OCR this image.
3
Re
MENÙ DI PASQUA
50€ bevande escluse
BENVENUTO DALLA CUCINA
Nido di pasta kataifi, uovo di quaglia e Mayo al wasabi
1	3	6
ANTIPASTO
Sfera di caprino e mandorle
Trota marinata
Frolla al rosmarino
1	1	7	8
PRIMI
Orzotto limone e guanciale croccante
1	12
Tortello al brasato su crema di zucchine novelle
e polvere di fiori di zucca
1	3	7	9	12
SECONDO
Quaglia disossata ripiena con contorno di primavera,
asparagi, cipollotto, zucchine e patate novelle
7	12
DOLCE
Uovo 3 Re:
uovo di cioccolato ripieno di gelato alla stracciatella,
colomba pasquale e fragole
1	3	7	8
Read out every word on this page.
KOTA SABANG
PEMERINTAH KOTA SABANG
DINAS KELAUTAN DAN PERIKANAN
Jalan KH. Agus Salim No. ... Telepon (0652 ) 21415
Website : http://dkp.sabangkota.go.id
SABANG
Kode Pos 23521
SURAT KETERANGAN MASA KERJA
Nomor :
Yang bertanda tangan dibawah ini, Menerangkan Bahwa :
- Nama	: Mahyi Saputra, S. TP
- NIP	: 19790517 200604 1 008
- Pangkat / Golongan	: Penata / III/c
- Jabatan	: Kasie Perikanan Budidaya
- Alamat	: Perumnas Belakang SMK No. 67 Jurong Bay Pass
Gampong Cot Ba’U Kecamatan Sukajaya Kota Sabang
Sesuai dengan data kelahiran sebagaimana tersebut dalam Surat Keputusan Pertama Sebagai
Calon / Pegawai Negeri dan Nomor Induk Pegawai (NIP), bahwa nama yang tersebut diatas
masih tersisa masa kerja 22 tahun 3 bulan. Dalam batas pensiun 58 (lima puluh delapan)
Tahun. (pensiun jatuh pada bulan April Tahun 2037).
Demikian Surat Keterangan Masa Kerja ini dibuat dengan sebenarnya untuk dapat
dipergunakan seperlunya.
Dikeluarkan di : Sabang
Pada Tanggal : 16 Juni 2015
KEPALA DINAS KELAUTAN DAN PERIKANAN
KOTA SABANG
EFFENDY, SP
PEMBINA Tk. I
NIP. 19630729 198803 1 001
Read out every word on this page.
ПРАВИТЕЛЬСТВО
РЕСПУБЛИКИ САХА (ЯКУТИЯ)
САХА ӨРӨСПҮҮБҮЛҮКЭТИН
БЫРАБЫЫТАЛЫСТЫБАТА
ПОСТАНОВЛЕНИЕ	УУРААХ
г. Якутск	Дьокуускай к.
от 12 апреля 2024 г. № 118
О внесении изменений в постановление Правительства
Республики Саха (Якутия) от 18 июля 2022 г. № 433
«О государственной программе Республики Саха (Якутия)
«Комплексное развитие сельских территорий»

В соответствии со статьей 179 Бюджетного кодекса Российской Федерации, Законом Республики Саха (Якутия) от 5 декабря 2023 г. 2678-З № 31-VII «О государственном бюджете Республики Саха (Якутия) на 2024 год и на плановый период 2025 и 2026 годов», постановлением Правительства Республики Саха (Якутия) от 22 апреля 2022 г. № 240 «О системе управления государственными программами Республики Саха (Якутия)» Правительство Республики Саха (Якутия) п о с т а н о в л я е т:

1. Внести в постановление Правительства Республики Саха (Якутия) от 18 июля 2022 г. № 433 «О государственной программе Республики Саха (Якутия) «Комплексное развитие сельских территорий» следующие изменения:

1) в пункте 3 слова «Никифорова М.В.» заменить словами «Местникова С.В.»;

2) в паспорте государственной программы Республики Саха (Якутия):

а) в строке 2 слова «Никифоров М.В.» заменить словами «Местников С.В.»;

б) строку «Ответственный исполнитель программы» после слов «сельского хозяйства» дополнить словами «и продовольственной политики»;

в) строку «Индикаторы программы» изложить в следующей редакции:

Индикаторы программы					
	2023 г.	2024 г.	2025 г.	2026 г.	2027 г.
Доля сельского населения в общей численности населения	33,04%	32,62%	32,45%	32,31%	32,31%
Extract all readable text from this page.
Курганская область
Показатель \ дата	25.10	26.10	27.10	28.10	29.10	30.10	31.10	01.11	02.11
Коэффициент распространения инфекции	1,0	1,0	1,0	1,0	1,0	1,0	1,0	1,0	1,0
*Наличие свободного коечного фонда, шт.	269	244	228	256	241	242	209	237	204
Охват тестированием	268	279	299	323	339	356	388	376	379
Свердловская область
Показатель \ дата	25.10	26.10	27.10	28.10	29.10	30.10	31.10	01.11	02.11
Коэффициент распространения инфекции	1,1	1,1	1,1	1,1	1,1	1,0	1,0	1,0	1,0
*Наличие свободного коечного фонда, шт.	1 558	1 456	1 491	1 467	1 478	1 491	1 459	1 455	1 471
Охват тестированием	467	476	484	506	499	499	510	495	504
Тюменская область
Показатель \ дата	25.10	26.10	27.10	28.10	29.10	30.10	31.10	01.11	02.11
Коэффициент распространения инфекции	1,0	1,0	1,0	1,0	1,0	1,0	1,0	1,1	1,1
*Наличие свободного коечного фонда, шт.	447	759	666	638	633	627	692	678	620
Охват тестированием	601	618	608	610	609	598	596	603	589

• **Written problem**
Tally the lines that hold the string "словами" and state the total, nothing more.

• **Response**
3